TASK TO COMPLETE - Report how many lines of the listing below include the word "from". Give nothing but the number.

MATERIAL SUPPLIED -
▬▬▬▬▬▬

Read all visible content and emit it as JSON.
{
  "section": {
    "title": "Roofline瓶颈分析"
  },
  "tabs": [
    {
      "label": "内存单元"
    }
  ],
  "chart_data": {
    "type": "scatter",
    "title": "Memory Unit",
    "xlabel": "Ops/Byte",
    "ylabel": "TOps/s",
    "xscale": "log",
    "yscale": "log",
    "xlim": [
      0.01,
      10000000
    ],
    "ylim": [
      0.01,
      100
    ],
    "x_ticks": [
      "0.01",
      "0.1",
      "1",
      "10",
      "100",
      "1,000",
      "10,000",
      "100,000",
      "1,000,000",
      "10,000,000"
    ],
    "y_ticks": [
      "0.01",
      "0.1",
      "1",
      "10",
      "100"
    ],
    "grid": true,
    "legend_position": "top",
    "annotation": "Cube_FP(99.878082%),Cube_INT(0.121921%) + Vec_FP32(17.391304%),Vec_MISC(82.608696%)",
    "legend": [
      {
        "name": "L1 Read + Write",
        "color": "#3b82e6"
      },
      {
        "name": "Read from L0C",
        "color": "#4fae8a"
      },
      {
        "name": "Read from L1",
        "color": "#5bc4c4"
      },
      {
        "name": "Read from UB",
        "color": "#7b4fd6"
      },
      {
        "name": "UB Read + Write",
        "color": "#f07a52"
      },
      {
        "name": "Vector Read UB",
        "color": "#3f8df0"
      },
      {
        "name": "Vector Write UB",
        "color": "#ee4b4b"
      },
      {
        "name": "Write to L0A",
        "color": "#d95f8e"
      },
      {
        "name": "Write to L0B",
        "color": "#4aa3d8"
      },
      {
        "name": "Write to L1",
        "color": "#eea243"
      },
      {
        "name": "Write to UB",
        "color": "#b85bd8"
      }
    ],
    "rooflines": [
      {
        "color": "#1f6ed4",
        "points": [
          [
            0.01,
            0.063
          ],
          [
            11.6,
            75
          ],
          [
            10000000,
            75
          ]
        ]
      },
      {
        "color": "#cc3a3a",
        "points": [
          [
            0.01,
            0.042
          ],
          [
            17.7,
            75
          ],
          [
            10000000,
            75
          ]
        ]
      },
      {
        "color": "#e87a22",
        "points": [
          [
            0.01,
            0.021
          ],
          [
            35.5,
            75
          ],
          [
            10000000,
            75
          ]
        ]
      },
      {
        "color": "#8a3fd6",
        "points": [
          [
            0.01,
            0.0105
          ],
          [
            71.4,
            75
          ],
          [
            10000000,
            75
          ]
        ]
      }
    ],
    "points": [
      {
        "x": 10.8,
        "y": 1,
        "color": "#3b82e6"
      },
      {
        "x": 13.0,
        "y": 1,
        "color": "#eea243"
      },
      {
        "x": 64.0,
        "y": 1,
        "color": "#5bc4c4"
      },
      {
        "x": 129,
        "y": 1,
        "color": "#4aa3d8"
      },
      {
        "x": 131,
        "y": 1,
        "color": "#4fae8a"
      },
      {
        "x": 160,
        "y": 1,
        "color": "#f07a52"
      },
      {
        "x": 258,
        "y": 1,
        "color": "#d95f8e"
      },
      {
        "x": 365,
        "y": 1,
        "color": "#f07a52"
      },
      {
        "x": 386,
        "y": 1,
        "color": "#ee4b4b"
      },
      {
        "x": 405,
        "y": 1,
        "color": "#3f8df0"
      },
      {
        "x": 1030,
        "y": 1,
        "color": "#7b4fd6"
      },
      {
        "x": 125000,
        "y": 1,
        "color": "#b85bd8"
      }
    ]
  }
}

▬▬▬▬▬▬

FINISHED ANSWER - 3